• _REQUIRED TASK_:
Count how many lines of the material hold "Last". Respond with that number alone.

• _DATA TO USE_:
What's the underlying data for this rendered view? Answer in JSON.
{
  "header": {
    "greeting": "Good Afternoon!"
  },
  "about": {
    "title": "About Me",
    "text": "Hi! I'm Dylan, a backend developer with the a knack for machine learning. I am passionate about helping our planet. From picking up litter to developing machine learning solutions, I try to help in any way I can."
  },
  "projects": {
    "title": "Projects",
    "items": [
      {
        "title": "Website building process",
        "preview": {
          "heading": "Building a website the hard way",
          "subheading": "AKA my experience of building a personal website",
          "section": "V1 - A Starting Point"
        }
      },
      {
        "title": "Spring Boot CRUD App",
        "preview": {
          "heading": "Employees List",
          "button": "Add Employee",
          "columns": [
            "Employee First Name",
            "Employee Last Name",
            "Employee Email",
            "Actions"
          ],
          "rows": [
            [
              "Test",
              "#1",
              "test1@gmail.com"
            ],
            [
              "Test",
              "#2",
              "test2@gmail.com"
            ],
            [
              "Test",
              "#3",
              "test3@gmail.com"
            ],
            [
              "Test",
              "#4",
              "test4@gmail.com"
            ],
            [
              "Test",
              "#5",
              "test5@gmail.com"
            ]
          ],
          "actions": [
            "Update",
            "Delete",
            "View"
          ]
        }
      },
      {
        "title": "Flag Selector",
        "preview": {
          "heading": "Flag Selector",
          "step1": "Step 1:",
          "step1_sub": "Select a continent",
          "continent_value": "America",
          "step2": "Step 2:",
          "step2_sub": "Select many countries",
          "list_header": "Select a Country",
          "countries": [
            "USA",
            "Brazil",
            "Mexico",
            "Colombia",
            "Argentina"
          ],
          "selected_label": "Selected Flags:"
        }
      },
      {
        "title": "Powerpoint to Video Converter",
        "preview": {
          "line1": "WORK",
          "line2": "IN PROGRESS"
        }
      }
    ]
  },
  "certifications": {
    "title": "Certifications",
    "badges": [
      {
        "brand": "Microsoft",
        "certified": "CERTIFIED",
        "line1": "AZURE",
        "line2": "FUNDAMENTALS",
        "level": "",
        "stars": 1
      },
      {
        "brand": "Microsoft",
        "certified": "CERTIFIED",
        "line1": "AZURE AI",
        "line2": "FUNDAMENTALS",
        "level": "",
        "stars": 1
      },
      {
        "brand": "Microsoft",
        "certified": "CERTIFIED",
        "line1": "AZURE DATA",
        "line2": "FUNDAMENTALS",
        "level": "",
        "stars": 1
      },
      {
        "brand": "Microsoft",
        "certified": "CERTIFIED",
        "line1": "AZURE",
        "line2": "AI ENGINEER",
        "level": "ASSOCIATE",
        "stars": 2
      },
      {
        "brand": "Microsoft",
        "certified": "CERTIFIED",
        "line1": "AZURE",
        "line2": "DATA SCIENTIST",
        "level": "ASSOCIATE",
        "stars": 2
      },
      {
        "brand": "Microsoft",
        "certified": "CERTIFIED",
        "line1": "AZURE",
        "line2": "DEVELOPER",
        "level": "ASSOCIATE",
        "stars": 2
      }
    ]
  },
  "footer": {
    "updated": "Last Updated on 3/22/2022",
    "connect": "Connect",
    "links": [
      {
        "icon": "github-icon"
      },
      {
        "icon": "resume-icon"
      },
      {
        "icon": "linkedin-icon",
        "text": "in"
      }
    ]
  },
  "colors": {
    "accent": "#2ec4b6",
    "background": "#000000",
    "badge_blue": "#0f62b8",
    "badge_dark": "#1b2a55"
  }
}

• _SOLUTION FOR THIS TASK_:
2